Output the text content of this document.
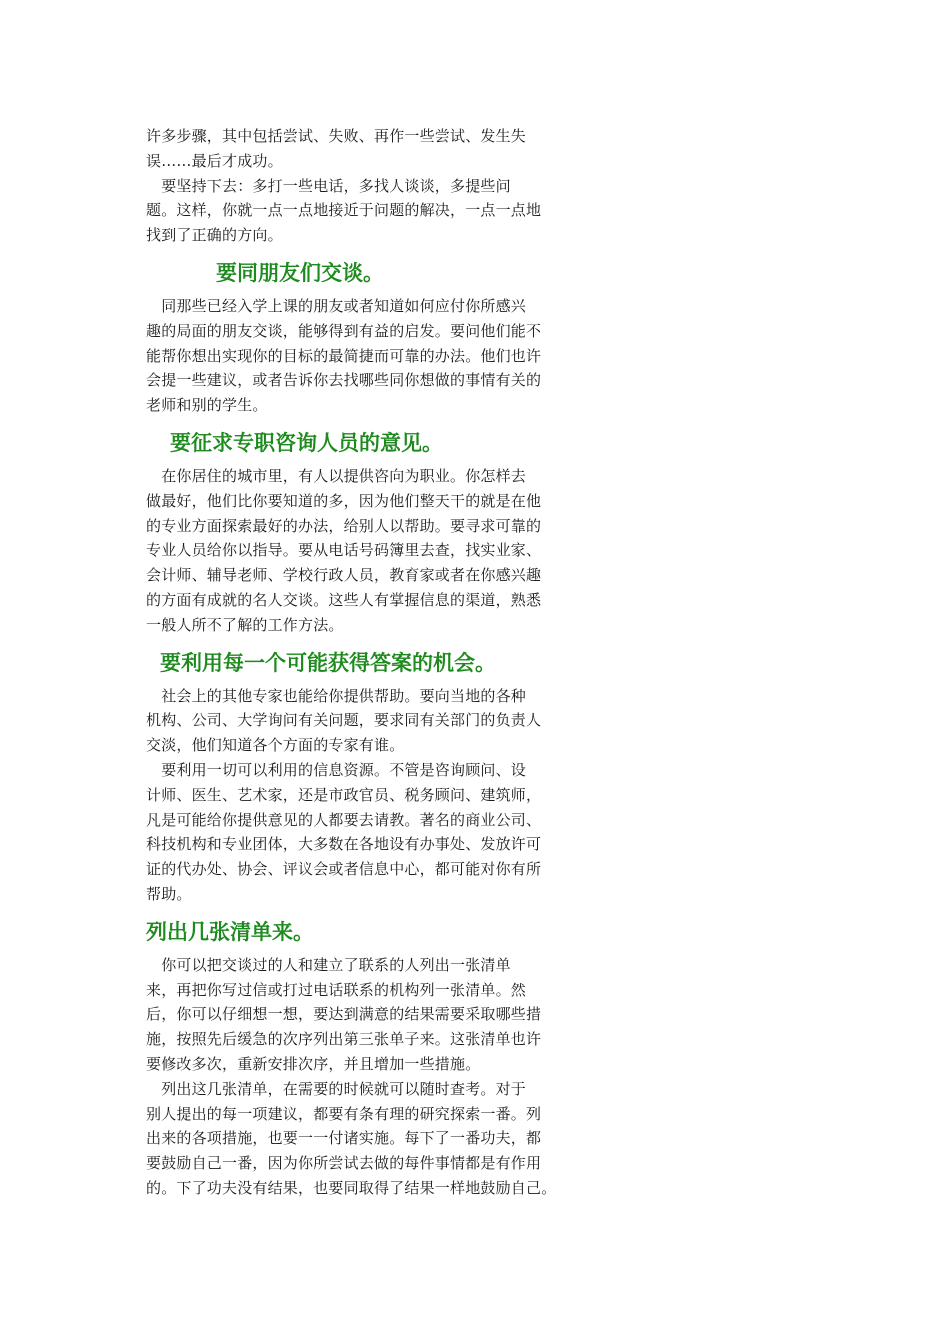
许多步骤，其中包括尝试、失败、再作一些尝试、发生失
误……最后才成功。
　要坚持下去：多打一些电话，多找人谈谈，多提些问
题。这样，你就一点一点地接近于问题的解决，一点一点地
找到了正确的方向。
要同朋友们交谈。
　同那些已经入学上课的朋友或者知道如何应付你所感兴
趣的局面的朋友交谈，能够得到有益的启发。要问他们能不
能帮你想出实现你的目标的最简捷而可靠的办法。他们也许
会提一些建议，或者告诉你去找哪些同你想做的事情有关的
老师和别的学生。
要征求专职咨询人员的意见。
　在你居住的城市里，有人以提供咨向为职业。你怎样去
做最好，他们比你要知道的多，因为他们整天干的就是在他
的专业方面探索最好的办法，给别人以帮助。要寻求可靠的
专业人员给你以指导。要从电话号码簿里去查，找实业家、
会计师、辅导老师、学校行政人员，教育家或者在你感兴趣
的方面有成就的名人交谈。这些人有掌握信息的渠道，熟悉
一般人所不了解的工作方法。
要利用每一个可能获得答案的机会。
　社会上的其他专家也能给你提供帮助。要向当地的各种
机构、公司、大学询问有关问题，要求同有关部门的负责人
交淡，他们知道各个方面的专家有谁。
　要利用一切可以利用的信息资源。不管是咨询顾问、设
计师、医生、艺术家，还是市政官员、税务顾问、建筑师，
凡是可能给你提供意见的人都要去请教。著名的商业公司、
科技机构和专业团体，大多数在各地设有办事处、发放许可
证的代办处、协会、评议会或者信息中心，都可能对你有所
帮助。
列出几张清单来。
　你可以把交谈过的人和建立了联系的人列出一张清单
来，再把你写过信或打过电话联系的机构列一张清单。然
后，你可以仔细想一想，要达到满意的结果需要采取哪些措
施，按照先后缓急的次序列出第三张单子来。这张清单也许
要修改多次，重新安排次序，并且增加一些措施。
　列出这几张清单，在需要的时候就可以随时查考。对于
别人提出的每一项建议，都要有条有理的研究探索一番。列
出来的各项措施，也要一一付诸实施。每下了一番功夫，都
要鼓励自己一番，因为你所尝试去做的每件事情都是有作用
的。下了功夫没有结果，也要同取得了结果一样地鼓励自己。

===============

• **STATED GOAL**
Without the pictures, restate all of the entries above verbatim.

• **FINAL RESULT**
Output the text content of this document.
许多步骤，其中包括尝试、失败、再作一些尝试、发生失
误……最后才成功。
　要坚持下去：多打一些电话，多找人谈谈，多提些问
题。这样，你就一点一点地接近于问题的解决，一点一点地
找到了正确的方向。
要同朋友们交谈。
　同那些已经入学上课的朋友或者知道如何应付你所感兴
趣的局面的朋友交谈，能够得到有益的启发。要问他们能不
能帮你想出实现你的目标的最简捷而可靠的办法。他们也许
会提一些建议，或者告诉你去找哪些同你想做的事情有关的
老师和别的学生。
要征求专职咨询人员的意见。
　在你居住的城市里，有人以提供咨向为职业。你怎样去
做最好，他们比你要知道的多，因为他们整天干的就是在他
的专业方面探索最好的办法，给别人以帮助。要寻求可靠的
专业人员给你以指导。要从电话号码簿里去查，找实业家、
会计师、辅导老师、学校行政人员，教育家或者在你感兴趣
的方面有成就的名人交谈。这些人有掌握信息的渠道，熟悉
一般人所不了解的工作方法。
要利用每一个可能获得答案的机会。
　社会上的其他专家也能给你提供帮助。要向当地的各种
机构、公司、大学询问有关问题，要求同有关部门的负责人
交淡，他们知道各个方面的专家有谁。
　要利用一切可以利用的信息资源。不管是咨询顾问、设
计师、医生、艺术家，还是市政官员、税务顾问、建筑师，
凡是可能给你提供意见的人都要去请教。著名的商业公司、
科技机构和专业团体，大多数在各地设有办事处、发放许可
证的代办处、协会、评议会或者信息中心，都可能对你有所
帮助。
列出几张清单来。
　你可以把交谈过的人和建立了联系的人列出一张清单
来，再把你写过信或打过电话联系的机构列一张清单。然
后，你可以仔细想一想，要达到满意的结果需要采取哪些措
施，按照先后缓急的次序列出第三张单子来。这张清单也许
要修改多次，重新安排次序，并且增加一些措施。
　列出这几张清单，在需要的时候就可以随时查考。对于
别人提出的每一项建议，都要有条有理的研究探索一番。列
出来的各项措施，也要一一付诸实施。每下了一番功夫，都
要鼓励自己一番，因为你所尝试去做的每件事情都是有作用
的。下了功夫没有结果，也要同取得了结果一样地鼓励自己。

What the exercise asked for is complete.